* **STATED TASK**:
What is the number of lines containing the word "description"? Give that number alone.

* **EXTRACTED INFORMATION**:
___

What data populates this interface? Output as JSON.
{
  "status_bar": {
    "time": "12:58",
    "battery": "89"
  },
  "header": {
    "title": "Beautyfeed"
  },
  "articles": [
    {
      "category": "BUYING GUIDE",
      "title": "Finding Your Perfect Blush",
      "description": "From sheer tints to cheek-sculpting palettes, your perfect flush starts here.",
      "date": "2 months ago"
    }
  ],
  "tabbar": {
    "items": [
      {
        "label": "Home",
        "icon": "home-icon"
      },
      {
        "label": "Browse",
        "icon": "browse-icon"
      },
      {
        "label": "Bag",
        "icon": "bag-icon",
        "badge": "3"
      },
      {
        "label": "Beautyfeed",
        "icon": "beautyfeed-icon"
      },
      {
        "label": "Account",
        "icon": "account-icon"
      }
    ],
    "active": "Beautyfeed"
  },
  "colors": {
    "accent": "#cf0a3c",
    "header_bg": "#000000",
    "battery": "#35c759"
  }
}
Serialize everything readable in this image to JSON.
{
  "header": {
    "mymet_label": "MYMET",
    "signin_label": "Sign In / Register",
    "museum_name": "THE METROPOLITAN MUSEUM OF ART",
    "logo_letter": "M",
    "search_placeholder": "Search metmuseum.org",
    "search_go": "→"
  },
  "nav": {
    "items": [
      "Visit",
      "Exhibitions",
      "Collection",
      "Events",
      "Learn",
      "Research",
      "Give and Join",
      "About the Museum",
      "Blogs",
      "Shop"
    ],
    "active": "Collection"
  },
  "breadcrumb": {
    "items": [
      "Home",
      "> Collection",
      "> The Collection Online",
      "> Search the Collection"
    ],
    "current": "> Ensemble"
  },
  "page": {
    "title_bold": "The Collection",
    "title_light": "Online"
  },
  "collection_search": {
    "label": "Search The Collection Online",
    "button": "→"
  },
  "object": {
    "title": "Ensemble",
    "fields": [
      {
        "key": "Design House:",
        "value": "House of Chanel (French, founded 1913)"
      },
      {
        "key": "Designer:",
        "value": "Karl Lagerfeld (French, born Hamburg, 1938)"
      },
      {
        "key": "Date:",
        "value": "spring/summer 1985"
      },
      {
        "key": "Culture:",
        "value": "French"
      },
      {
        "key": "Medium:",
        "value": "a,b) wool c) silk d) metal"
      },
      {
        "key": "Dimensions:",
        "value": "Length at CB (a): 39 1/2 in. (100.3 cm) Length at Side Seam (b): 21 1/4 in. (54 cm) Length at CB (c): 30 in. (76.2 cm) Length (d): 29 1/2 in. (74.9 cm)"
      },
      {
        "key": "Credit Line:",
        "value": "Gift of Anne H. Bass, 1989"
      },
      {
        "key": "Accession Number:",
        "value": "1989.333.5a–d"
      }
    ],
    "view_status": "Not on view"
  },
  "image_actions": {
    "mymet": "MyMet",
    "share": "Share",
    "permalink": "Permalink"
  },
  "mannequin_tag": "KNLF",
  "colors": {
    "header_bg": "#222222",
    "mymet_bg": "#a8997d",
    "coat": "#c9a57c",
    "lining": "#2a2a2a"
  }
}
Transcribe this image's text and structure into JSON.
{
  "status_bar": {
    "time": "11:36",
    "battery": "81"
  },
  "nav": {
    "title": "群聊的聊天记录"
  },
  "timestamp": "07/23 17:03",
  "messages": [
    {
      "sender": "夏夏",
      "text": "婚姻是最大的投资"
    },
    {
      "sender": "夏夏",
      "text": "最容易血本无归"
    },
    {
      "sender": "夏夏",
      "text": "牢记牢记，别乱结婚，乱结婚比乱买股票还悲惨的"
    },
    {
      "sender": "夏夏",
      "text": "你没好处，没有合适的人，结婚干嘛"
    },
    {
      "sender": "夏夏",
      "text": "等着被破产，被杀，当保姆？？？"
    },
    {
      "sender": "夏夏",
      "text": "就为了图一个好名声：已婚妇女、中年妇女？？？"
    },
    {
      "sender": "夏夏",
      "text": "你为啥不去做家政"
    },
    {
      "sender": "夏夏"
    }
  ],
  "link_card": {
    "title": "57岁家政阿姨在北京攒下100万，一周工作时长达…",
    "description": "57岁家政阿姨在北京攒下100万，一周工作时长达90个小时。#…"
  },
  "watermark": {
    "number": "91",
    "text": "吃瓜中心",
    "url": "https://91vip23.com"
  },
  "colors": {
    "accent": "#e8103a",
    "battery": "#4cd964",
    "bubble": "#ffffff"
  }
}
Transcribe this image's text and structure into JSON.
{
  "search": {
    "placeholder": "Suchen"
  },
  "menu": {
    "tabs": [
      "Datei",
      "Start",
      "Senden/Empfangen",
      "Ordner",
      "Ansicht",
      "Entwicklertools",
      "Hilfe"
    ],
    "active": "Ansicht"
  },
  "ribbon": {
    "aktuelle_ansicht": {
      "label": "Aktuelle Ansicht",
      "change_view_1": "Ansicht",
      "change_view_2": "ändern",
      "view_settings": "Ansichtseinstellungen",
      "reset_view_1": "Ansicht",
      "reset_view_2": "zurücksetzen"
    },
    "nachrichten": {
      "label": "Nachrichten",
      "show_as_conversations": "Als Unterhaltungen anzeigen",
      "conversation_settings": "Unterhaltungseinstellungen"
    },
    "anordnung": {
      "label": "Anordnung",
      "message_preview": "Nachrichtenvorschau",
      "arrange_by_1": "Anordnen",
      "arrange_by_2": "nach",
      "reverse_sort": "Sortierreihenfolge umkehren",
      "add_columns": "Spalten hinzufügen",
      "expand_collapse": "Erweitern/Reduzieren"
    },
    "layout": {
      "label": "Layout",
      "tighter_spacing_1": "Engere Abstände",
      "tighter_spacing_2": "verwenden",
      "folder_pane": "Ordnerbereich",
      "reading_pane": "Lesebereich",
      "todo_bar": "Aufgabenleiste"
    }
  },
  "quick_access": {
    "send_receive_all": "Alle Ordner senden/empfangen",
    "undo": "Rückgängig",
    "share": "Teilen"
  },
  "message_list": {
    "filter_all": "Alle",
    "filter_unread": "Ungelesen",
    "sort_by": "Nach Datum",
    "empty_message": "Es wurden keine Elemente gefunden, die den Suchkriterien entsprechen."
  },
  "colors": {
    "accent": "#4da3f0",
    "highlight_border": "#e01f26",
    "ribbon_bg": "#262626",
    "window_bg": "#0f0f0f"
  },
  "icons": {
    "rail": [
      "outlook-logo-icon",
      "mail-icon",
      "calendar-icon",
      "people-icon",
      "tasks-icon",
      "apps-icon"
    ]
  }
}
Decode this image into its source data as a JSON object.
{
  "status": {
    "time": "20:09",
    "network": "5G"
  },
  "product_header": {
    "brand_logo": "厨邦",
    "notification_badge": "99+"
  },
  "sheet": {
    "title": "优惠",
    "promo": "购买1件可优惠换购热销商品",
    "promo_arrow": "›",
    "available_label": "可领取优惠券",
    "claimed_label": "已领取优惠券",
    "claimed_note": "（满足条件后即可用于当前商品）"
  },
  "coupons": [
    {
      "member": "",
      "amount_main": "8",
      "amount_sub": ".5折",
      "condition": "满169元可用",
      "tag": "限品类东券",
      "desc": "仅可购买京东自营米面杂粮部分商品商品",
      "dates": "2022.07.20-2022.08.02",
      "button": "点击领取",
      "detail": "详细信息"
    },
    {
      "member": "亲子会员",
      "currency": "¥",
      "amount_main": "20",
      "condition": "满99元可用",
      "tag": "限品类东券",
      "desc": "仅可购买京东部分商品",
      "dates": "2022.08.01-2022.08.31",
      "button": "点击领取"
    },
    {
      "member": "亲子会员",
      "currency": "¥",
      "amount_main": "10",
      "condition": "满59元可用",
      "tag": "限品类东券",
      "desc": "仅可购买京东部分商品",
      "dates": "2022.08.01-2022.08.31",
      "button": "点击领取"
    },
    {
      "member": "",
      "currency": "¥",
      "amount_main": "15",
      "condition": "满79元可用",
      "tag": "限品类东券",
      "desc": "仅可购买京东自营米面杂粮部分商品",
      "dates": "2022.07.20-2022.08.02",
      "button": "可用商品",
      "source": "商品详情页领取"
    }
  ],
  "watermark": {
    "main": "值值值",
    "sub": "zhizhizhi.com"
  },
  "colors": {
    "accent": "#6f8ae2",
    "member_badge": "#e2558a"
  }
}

___

* **ANSWER TO THE TASK**:
2